_Exercise_:
Go through the entries and say how many lines contain the string "color". The number is the whole answer.

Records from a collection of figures

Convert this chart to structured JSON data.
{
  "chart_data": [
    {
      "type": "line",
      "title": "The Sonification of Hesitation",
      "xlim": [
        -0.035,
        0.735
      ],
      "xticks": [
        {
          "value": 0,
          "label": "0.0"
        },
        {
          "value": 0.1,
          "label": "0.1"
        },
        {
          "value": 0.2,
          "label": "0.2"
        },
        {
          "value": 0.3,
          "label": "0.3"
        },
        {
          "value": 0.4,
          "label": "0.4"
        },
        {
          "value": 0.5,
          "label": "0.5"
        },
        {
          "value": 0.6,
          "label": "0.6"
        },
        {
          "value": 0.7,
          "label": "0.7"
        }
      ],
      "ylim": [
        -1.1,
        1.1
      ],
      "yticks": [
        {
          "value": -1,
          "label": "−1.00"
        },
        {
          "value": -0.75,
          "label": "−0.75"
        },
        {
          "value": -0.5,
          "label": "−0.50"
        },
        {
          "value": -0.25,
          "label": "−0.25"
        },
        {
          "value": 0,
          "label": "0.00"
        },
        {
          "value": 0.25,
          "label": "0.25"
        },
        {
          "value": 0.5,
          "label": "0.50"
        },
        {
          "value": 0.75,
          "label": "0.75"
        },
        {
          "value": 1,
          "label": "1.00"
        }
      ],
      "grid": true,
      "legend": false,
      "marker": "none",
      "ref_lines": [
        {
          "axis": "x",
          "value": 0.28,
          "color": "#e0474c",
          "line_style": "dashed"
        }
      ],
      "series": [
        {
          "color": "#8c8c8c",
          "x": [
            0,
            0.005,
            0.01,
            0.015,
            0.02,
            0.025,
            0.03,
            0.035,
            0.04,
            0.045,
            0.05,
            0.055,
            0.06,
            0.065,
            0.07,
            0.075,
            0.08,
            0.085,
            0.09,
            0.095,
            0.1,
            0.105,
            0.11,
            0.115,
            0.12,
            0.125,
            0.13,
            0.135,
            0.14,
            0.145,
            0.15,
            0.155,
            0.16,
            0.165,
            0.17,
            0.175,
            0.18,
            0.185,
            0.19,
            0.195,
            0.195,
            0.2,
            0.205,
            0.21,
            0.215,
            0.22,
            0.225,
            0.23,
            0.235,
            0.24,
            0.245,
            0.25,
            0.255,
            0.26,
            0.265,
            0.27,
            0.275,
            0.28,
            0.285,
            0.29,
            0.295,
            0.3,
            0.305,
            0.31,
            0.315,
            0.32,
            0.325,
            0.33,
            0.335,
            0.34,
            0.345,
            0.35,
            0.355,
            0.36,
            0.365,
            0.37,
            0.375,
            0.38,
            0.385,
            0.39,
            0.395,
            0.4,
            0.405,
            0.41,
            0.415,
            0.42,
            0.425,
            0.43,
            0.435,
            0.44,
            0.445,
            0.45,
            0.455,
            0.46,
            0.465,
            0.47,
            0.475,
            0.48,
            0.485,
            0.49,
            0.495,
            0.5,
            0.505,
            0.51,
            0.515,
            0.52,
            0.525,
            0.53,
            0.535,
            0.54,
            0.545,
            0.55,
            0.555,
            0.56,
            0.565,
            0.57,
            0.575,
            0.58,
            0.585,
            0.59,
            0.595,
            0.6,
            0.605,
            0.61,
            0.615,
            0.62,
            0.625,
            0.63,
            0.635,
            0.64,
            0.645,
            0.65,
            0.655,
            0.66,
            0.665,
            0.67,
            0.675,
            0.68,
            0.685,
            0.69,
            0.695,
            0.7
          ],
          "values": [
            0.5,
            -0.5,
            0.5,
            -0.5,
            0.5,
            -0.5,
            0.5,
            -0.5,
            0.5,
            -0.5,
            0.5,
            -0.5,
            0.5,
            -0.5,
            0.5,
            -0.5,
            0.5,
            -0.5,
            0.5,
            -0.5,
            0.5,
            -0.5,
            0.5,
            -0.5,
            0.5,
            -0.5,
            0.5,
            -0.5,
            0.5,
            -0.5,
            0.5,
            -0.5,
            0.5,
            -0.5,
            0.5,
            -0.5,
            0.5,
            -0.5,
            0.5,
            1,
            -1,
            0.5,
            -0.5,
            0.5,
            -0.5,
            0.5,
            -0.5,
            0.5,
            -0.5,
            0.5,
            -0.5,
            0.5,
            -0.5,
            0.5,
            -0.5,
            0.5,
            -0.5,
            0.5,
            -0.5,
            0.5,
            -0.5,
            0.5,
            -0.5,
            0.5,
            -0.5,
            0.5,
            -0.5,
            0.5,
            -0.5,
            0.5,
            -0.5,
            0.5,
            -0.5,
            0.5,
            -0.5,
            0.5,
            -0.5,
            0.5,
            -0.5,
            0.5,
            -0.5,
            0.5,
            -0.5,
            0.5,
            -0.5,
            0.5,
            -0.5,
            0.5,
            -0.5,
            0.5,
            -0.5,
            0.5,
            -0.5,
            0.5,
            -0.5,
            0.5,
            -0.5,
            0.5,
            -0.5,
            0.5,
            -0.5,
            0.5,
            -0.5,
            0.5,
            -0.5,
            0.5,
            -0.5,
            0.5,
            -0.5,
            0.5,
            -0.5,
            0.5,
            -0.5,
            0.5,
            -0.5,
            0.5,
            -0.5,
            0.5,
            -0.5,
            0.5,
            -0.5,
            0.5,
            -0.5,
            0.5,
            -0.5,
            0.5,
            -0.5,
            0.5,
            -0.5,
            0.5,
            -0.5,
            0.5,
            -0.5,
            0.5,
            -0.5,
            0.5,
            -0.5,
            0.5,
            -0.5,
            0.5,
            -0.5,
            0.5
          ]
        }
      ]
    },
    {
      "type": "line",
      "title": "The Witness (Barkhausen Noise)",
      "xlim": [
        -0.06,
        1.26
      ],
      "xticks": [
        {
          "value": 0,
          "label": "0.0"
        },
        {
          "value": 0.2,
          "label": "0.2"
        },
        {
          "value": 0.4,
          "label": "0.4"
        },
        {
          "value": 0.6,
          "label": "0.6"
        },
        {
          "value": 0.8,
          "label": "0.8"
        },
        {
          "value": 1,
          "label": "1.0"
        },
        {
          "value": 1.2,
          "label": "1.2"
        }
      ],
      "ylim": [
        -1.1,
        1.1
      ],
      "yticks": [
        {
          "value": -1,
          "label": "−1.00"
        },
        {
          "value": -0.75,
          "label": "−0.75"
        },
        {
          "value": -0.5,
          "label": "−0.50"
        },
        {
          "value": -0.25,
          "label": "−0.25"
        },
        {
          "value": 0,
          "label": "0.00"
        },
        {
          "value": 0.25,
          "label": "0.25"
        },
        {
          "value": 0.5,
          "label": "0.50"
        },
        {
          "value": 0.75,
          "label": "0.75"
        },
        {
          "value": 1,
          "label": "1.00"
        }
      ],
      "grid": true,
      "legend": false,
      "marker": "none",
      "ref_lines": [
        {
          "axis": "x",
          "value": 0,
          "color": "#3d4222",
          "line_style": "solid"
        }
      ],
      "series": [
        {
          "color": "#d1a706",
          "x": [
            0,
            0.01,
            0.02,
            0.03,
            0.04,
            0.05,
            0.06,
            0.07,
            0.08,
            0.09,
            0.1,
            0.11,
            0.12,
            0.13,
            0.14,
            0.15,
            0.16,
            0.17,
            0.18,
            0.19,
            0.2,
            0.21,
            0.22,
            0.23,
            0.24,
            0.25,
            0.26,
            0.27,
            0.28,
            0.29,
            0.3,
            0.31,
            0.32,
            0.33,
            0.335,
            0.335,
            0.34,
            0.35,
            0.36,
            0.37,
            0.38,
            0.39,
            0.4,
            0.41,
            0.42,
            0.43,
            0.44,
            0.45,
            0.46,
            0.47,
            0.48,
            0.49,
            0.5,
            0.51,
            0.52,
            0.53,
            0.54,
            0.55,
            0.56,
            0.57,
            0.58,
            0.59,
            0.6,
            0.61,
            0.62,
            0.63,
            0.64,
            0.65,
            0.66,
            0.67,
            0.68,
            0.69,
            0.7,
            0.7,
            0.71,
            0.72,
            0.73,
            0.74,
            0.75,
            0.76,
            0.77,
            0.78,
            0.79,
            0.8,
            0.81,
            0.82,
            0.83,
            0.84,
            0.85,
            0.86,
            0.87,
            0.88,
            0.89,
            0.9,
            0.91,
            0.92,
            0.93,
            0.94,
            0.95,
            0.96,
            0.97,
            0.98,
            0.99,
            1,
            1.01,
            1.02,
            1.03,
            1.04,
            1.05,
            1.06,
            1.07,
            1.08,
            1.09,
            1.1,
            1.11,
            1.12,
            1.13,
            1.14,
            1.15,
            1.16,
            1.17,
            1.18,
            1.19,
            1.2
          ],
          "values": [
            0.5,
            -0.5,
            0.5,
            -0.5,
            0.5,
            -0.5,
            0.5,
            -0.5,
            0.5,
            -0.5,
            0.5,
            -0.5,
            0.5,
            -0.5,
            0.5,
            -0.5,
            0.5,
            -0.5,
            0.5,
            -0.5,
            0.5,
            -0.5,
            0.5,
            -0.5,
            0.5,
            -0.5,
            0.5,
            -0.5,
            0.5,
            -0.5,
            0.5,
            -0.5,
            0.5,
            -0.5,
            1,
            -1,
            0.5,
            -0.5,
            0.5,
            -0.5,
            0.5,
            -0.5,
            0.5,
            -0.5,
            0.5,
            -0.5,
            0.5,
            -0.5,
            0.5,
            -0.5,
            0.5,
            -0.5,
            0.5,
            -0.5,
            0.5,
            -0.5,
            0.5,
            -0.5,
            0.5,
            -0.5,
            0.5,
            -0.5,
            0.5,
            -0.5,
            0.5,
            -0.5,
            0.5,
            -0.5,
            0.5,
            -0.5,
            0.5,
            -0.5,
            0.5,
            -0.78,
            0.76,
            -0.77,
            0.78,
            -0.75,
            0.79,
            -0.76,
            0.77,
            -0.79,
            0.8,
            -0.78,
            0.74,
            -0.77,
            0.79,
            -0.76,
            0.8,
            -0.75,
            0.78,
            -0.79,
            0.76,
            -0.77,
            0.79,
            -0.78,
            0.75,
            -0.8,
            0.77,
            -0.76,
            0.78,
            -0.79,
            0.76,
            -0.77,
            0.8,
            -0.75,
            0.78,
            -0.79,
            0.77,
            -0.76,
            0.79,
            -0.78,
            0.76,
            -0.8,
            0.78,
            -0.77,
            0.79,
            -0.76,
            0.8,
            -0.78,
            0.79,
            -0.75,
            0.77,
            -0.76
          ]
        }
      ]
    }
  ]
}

_The solution_:
4